Exercise task
Check every line below for the word "prometnem" and give only the number of lines where it appears.

START Given data

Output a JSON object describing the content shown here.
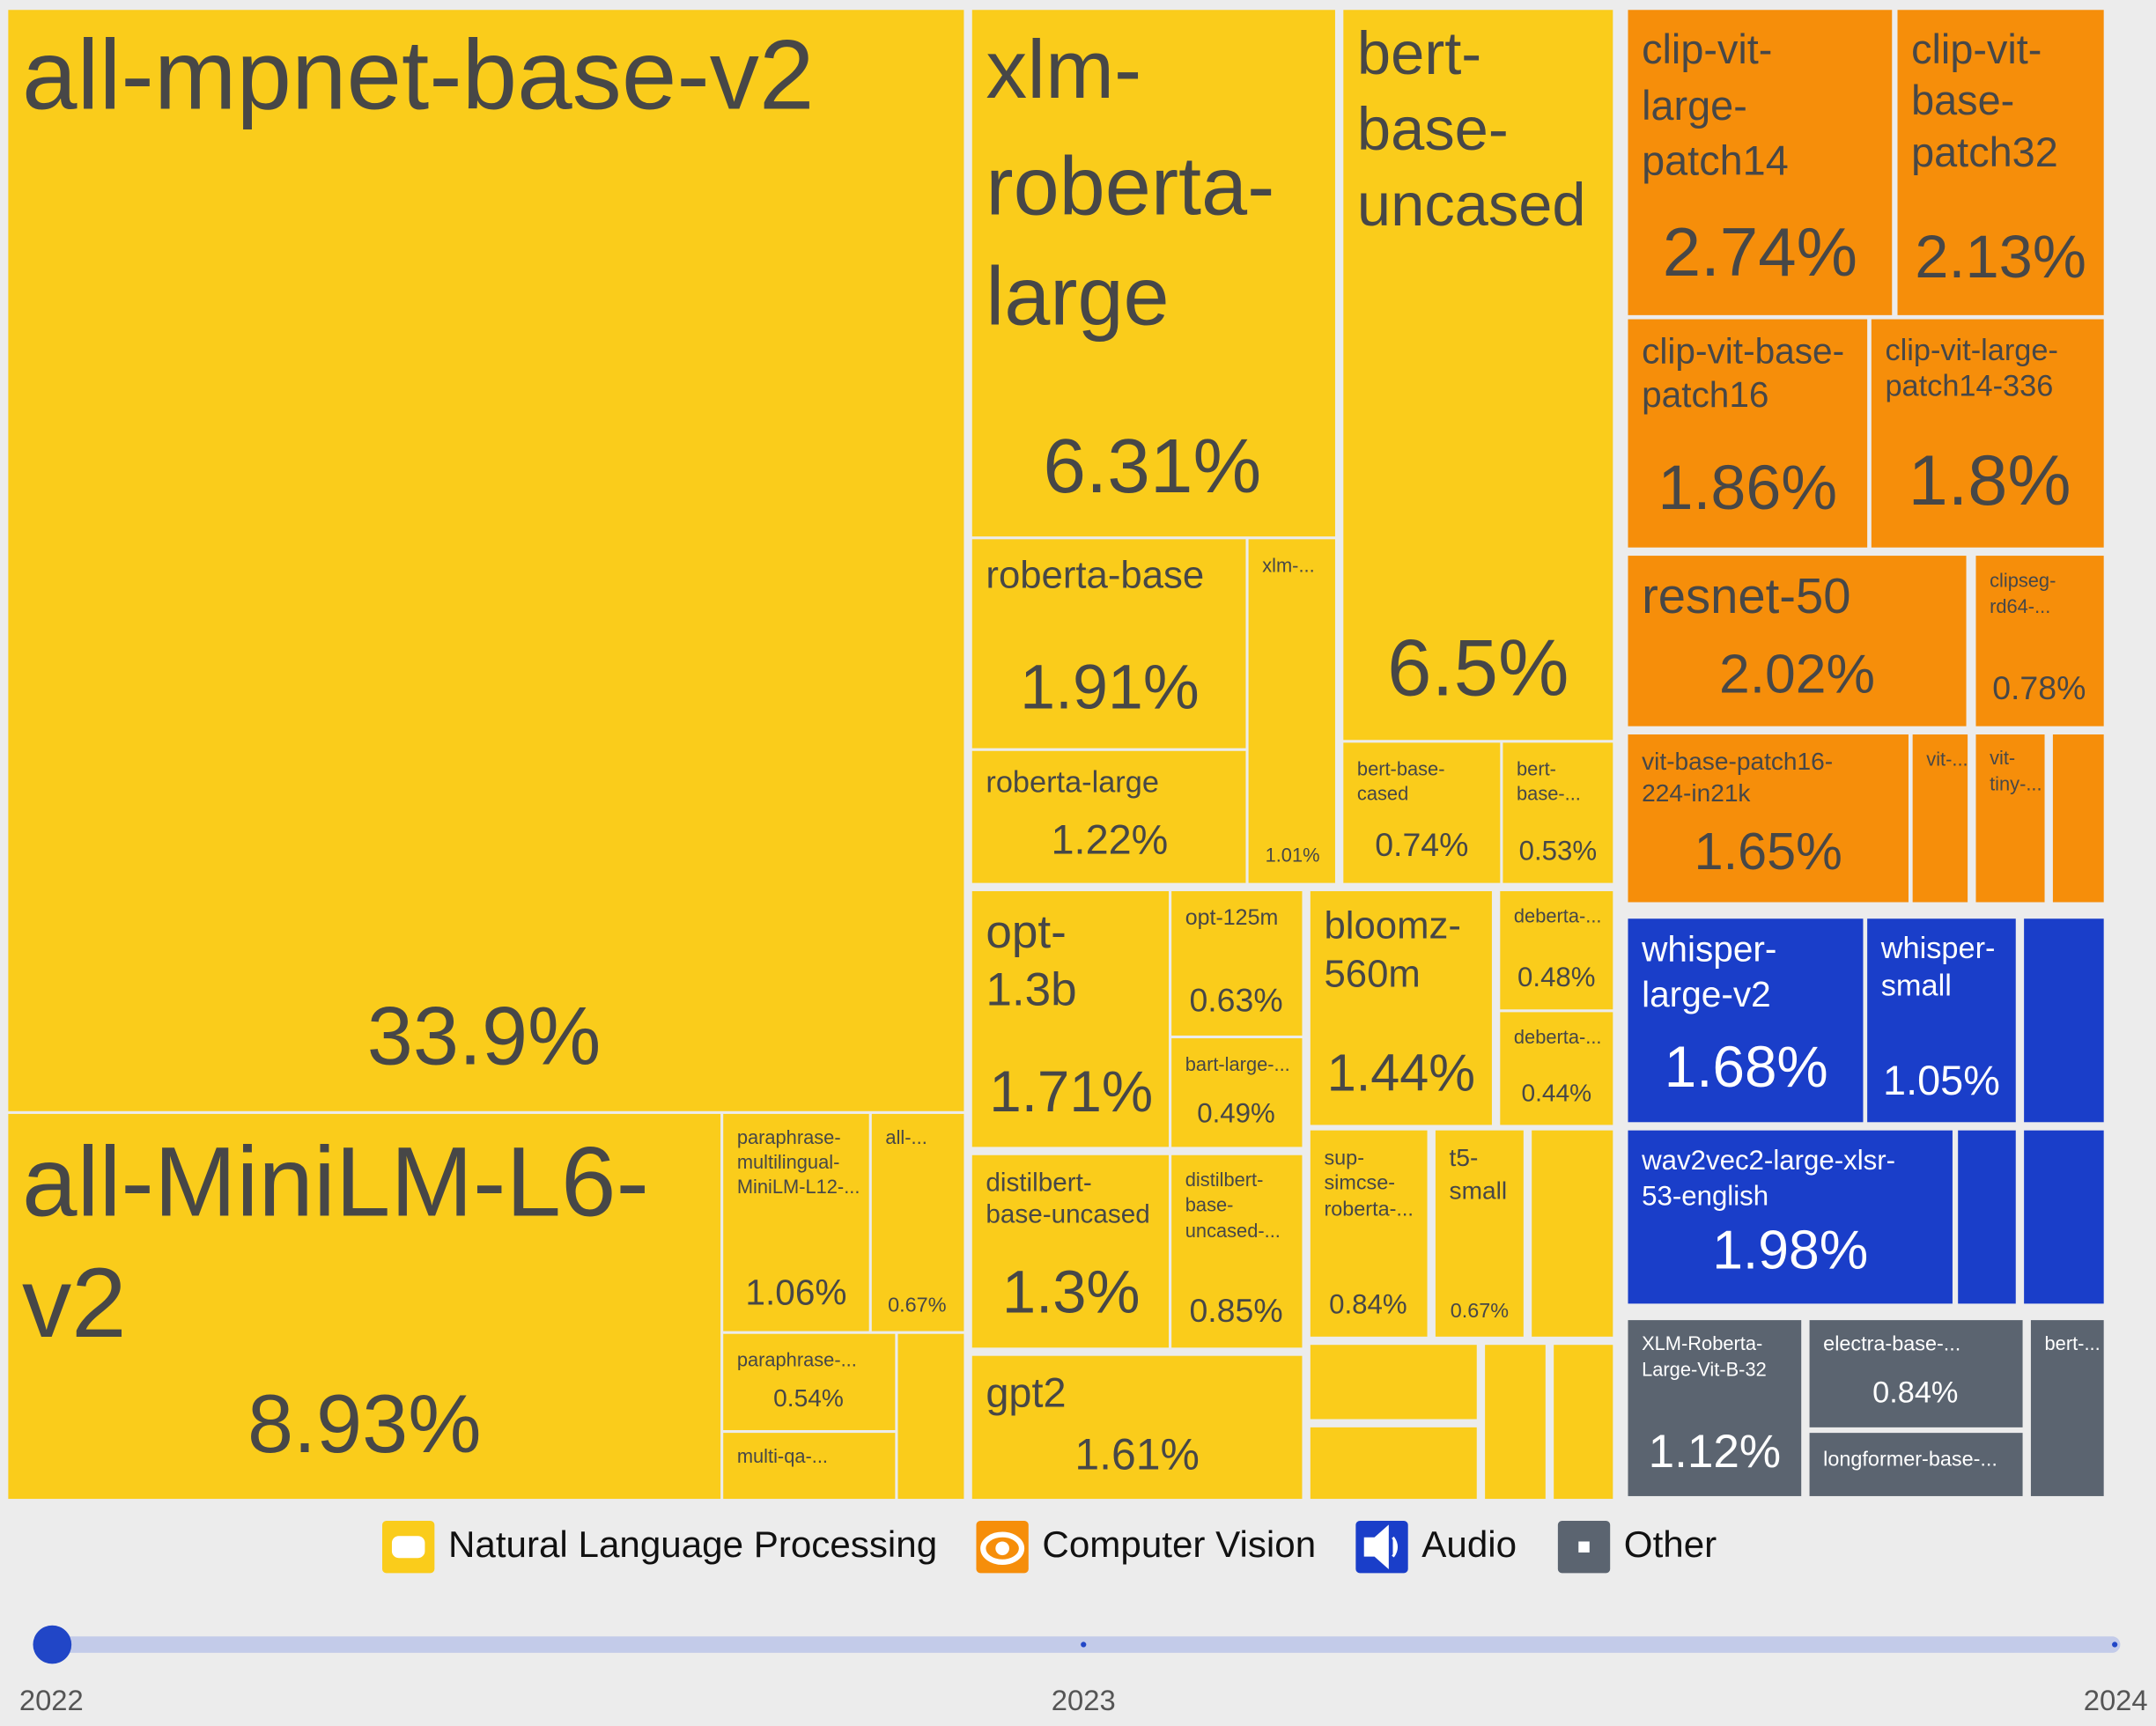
{
  "treemap": {
    "tiles": [
      {
        "label": [
          "all-mpnet-base-v2"
        ],
        "value": "33.9%"
      },
      {
        "label": [
          "all-MiniLM-L6-",
          "v2"
        ],
        "value": "8.93%"
      },
      {
        "label": [
          "paraphrase-",
          "multilingual-",
          "MiniLM-L12-..."
        ],
        "value": "1.06%"
      },
      {
        "label": [
          "all-..."
        ],
        "value": "0.67%"
      },
      {
        "label": [
          "paraphrase-..."
        ],
        "value": "0.54%"
      },
      {
        "label": [
          "multi-qa-..."
        ]
      },
      {
        "label": [
          "xlm-",
          "roberta-",
          "large"
        ],
        "value": "6.31%"
      },
      {
        "label": [
          "roberta-base"
        ],
        "value": "1.91%"
      },
      {
        "label": [
          "roberta-large"
        ],
        "value": "1.22%"
      },
      {
        "label": [
          "xlm-..."
        ],
        "value": "1.01%"
      },
      {
        "label": [
          "bert-",
          "base-",
          "uncased"
        ],
        "value": "6.5%"
      },
      {
        "label": [
          "bert-base-",
          "cased"
        ],
        "value": "0.74%"
      },
      {
        "label": [
          "bert-",
          "base-..."
        ],
        "value": "0.53%"
      },
      {
        "label": [
          "opt-",
          "1.3b"
        ],
        "value": "1.71%"
      },
      {
        "label": [
          "opt-125m"
        ],
        "value": "0.63%"
      },
      {
        "label": [
          "bart-large-..."
        ],
        "value": "0.49%"
      },
      {
        "label": [
          "distilbert-",
          "base-uncased"
        ],
        "value": "1.3%"
      },
      {
        "label": [
          "distilbert-",
          "base-",
          "uncased-..."
        ],
        "value": "0.85%"
      },
      {
        "label": [
          "gpt2"
        ],
        "value": "1.61%"
      },
      {
        "label": [
          "bloomz-",
          "560m"
        ],
        "value": "1.44%"
      },
      {
        "label": [
          "deberta-..."
        ],
        "value": "0.48%"
      },
      {
        "label": [
          "deberta-..."
        ],
        "value": "0.44%"
      },
      {
        "label": [
          "sup-",
          "simcse-",
          "roberta-..."
        ],
        "value": "0.84%"
      },
      {
        "label": [
          "t5-",
          "small"
        ],
        "value": "0.67%"
      },
      {
        "label": [
          "clip-vit-",
          "large-",
          "patch14"
        ],
        "value": "2.74%"
      },
      {
        "label": [
          "clip-vit-",
          "base-",
          "patch32"
        ],
        "value": "2.13%"
      },
      {
        "label": [
          "clip-vit-base-",
          "patch16"
        ],
        "value": "1.86%"
      },
      {
        "label": [
          "clip-vit-large-",
          "patch14-336"
        ],
        "value": "1.8%"
      },
      {
        "label": [
          "resnet-50"
        ],
        "value": "2.02%"
      },
      {
        "label": [
          "clipseg-",
          "rd64-..."
        ],
        "value": "0.78%"
      },
      {
        "label": [
          "vit-base-patch16-",
          "224-in21k"
        ],
        "value": "1.65%"
      },
      {
        "label": [
          "vit-..."
        ]
      },
      {
        "label": [
          "vit-",
          "tiny-..."
        ]
      },
      {
        "label": [
          "whisper-",
          "large-v2"
        ],
        "value": "1.68%"
      },
      {
        "label": [
          "whisper-",
          "small"
        ],
        "value": "1.05%"
      },
      {
        "label": [
          "wav2vec2-large-xlsr-",
          "53-english"
        ],
        "value": "1.98%"
      },
      {
        "label": [
          "XLM-Roberta-",
          "Large-Vit-B-32"
        ],
        "value": "1.12%"
      },
      {
        "label": [
          "electra-base-..."
        ],
        "value": "0.84%"
      },
      {
        "label": [
          "longformer-base-..."
        ]
      },
      {
        "label": [
          "bert-..."
        ]
      }
    ]
  },
  "legend": [
    "Natural Language Processing",
    "Computer Vision",
    "Audio",
    "Other"
  ],
  "timeline": {
    "labels": [
      "2022",
      "2023",
      "2024"
    ]
  }
}
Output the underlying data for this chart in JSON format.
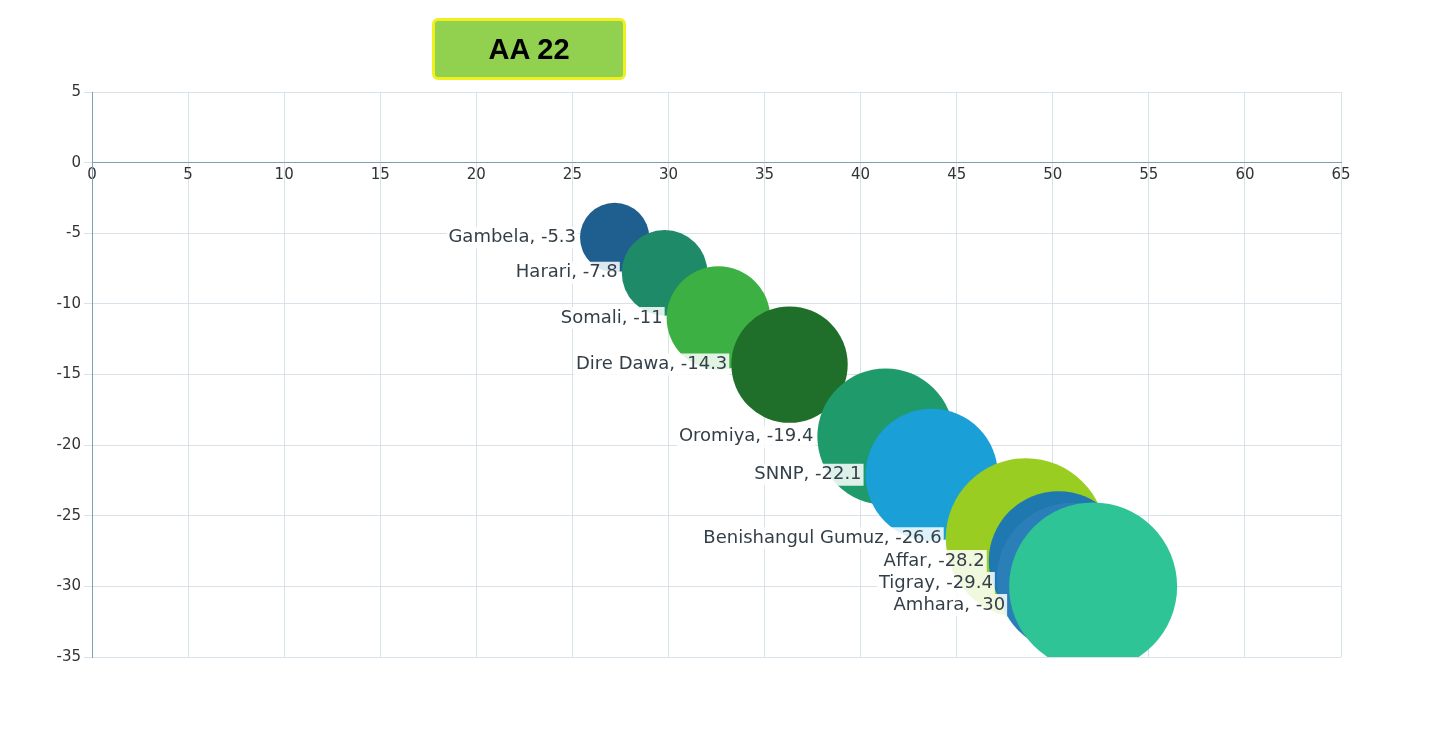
{
  "chart_data": {
    "type": "bubble",
    "title": "AA 22",
    "x": [
      27.2,
      29.8,
      32.6,
      36.3,
      41.3,
      43.7,
      48.6,
      50.3,
      51.0,
      52.1
    ],
    "values": [
      -5.3,
      -7.8,
      -11,
      -14.3,
      -19.4,
      -22.1,
      -26.6,
      -28.2,
      -29.4,
      -30
    ],
    "sizes": [
      0.17,
      0.26,
      0.38,
      0.48,
      0.66,
      0.62,
      0.91,
      0.69,
      0.8,
      1
    ],
    "colors": [
      "#1f5f8f",
      "#1f8a68",
      "#3cb043",
      "#1f6f2b",
      "#1f9a6b",
      "#1a9fd6",
      "#9acd22",
      "#1f78b0",
      "#2a7fb8",
      "#2fc496"
    ],
    "value_labels": [
      "Gambela, -5.3",
      "Harari, -7.8",
      "Somali, -11",
      "Dire Dawa, -14.3",
      "Oromiya, -19.4",
      "SNNP, -22.1",
      "Benishangul Gumuz, -26.6",
      "Affar, -28.2",
      "Tigray, -29.4",
      "Amhara, -30"
    ],
    "xlim": [
      0,
      65
    ],
    "xticks": [
      0,
      5,
      10,
      15,
      20,
      25,
      30,
      35,
      40,
      45,
      50,
      55,
      60,
      65
    ],
    "ylim": [
      -35,
      5
    ],
    "yticks": [
      5,
      0,
      -5,
      -10,
      -15,
      -20,
      -25,
      -30,
      -35
    ],
    "grid": true,
    "legend": false
  }
}
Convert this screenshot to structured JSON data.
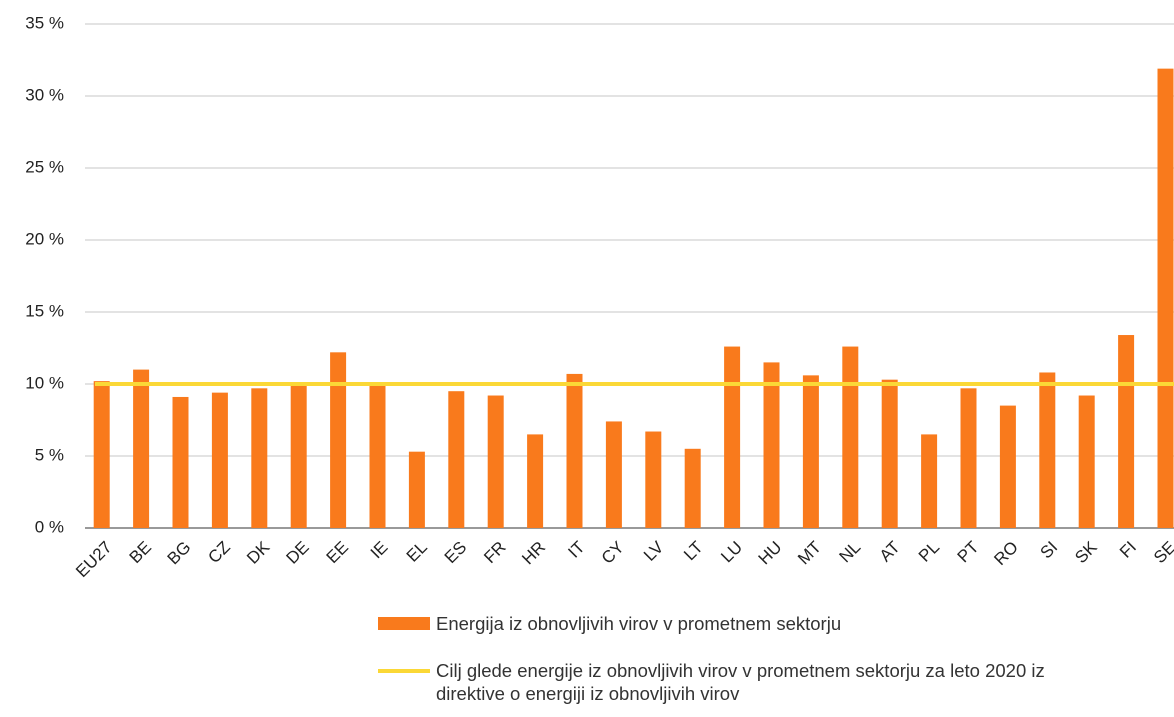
{
  "chart_data": {
    "type": "bar",
    "categories": [
      "EU27",
      "BE",
      "BG",
      "CZ",
      "DK",
      "DE",
      "EE",
      "IE",
      "EL",
      "ES",
      "FR",
      "HR",
      "IT",
      "CY",
      "LV",
      "LT",
      "LU",
      "HU",
      "MT",
      "NL",
      "AT",
      "PL",
      "PT",
      "RO",
      "SI",
      "SK",
      "FI",
      "SE"
    ],
    "series": [
      {
        "name": "Energija iz obnovljivih virov v prometnem sektorju",
        "type": "bar",
        "color": "#f97a1c",
        "values": [
          10.2,
          11.0,
          9.1,
          9.4,
          9.7,
          10.0,
          12.2,
          10.1,
          5.3,
          9.5,
          9.2,
          6.5,
          10.7,
          7.4,
          6.7,
          5.5,
          12.6,
          11.5,
          10.6,
          12.6,
          10.3,
          6.5,
          9.7,
          8.5,
          10.8,
          9.2,
          13.4,
          31.9
        ]
      },
      {
        "name": "Cilj glede energije iz obnovljivih virov v prometnem sektorju za leto 2020 iz direktive o energiji iz obnovljivih virov",
        "type": "line",
        "color": "#fbd836",
        "values": [
          10,
          10,
          10,
          10,
          10,
          10,
          10,
          10,
          10,
          10,
          10,
          10,
          10,
          10,
          10,
          10,
          10,
          10,
          10,
          10,
          10,
          10,
          10,
          10,
          10,
          10,
          10,
          10
        ]
      }
    ],
    "ylim": [
      0,
      35
    ],
    "yticks": [
      {
        "value": 0,
        "label": "0 %"
      },
      {
        "value": 5,
        "label": "5 %"
      },
      {
        "value": 10,
        "label": "10 %"
      },
      {
        "value": 15,
        "label": "15 %"
      },
      {
        "value": 20,
        "label": "20 %"
      },
      {
        "value": 25,
        "label": "25 %"
      },
      {
        "value": 30,
        "label": "30 %"
      },
      {
        "value": 35,
        "label": "35 %"
      }
    ],
    "grid": true,
    "legend": "bottom"
  }
}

END Given data

Written response
2